EXCERPTED PASSAGE =>
Look bigger with Features

Everybody uses Features, but using them properly makes a big difference

Nuvole built some respectably sized projects in 2011: a few large international projects (including a heavily customized Open Atrium installation for Higher Education experts and a portal for collaboration between Europe and Latin America on educational matters) and a bunch of ordinary websites, besides our other activities such as trainings and general consultancy. And people occasionally ask us how big Nuvole is.

Well, the truth is that Nuvole is a two-people company, helped by minor contributions by external consultants. Yet, it manages to run and maintain sizeable Drupal projects by using Features -the easy part- and by doing it properly - the hard part, and the main focus of our DrupalCon Denver Training.

So the key is not how many people work on a project, but how efficient their workflow is. Adopting a Features-based workflow provides a solid basis, but you still need to take a lot of design decisions: some will be easier, some will require a bit of thinking, some will prove correct or wrong only months later, when the project needs infrastructural updates.

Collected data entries
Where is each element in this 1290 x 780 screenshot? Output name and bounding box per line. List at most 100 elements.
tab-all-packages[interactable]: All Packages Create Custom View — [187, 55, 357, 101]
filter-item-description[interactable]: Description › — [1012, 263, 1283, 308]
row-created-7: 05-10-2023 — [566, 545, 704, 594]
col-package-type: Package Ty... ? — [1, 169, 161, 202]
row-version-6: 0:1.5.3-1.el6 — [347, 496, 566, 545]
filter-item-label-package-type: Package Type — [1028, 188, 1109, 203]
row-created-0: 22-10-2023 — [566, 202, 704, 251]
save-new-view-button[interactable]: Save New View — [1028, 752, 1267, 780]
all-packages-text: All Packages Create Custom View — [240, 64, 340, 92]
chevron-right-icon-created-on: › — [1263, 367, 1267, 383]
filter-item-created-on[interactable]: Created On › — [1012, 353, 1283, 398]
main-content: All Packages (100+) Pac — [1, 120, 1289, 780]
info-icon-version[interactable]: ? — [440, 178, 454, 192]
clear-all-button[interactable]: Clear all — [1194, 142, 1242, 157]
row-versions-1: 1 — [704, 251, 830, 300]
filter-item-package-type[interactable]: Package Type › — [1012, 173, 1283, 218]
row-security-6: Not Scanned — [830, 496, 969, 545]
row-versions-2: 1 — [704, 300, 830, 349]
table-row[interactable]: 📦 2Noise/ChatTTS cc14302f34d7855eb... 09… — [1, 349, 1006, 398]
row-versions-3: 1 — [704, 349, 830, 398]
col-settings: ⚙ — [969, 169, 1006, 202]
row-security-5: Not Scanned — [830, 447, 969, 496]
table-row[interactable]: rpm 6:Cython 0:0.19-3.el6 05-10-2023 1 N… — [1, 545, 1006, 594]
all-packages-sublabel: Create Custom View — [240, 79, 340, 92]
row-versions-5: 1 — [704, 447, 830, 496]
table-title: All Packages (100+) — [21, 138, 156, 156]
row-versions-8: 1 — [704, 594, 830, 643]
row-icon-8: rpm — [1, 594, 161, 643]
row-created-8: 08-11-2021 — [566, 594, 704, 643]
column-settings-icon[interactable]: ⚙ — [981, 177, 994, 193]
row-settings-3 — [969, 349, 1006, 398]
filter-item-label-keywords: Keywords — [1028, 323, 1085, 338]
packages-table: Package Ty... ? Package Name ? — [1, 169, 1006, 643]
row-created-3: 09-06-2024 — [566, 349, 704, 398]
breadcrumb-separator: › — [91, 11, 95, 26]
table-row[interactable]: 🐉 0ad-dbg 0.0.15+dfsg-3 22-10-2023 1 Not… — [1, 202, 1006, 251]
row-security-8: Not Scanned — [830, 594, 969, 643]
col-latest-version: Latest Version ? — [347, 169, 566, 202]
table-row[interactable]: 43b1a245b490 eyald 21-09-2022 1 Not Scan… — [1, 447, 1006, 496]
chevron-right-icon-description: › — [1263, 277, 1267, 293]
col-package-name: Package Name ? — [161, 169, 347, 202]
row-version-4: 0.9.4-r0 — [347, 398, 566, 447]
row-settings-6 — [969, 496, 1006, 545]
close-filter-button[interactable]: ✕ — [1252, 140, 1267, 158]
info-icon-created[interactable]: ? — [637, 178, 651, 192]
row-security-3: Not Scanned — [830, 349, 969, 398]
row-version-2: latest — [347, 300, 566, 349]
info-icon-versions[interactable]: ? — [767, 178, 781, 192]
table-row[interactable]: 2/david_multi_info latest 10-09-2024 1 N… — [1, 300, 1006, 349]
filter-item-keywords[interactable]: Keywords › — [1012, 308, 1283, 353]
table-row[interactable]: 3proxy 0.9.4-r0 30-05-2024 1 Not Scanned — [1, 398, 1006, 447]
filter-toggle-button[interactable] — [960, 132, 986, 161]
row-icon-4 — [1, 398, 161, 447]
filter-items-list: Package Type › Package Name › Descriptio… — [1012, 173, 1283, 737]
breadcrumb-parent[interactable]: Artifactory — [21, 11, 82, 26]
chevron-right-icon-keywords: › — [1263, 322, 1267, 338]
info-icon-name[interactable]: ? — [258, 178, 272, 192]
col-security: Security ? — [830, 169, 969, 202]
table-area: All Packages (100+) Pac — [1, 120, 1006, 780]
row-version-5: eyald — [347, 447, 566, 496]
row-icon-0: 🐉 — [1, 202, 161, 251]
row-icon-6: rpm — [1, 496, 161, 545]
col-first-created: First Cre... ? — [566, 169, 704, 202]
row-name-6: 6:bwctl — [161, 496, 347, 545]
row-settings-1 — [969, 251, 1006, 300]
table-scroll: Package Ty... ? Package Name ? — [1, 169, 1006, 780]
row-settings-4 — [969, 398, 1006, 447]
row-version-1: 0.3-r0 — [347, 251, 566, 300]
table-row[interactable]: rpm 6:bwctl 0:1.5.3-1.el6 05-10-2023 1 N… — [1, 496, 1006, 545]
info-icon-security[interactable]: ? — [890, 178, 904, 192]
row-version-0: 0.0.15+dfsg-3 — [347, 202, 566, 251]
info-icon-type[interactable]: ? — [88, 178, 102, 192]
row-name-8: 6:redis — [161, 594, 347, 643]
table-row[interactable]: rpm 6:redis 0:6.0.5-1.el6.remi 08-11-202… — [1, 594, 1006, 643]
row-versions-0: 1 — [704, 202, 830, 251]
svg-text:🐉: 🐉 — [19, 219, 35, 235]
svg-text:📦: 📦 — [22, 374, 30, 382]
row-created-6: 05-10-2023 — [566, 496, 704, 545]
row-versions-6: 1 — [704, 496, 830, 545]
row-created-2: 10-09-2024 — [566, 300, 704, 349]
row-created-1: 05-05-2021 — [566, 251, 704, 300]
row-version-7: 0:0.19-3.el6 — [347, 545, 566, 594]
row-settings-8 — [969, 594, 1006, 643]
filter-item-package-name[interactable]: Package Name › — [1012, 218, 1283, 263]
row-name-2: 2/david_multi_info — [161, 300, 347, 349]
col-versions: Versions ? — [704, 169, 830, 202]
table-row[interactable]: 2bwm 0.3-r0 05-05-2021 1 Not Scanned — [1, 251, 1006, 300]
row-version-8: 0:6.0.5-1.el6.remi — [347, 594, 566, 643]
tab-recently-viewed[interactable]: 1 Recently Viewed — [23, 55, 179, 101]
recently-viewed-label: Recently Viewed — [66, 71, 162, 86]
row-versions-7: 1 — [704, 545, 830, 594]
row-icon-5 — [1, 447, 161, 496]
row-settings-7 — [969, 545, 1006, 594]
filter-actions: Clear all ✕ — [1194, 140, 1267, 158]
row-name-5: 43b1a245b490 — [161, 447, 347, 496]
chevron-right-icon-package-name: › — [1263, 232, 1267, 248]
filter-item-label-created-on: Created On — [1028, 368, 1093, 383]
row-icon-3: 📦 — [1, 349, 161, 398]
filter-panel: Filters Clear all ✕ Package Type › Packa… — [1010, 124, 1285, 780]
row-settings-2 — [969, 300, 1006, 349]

THE PROBLEM => According to the post about Features, how many people make up Nuvole? The lines after the post play no role here.

TASK SOLUTION => Nuvole is a two-person company, helped by minor contributions from external consultants.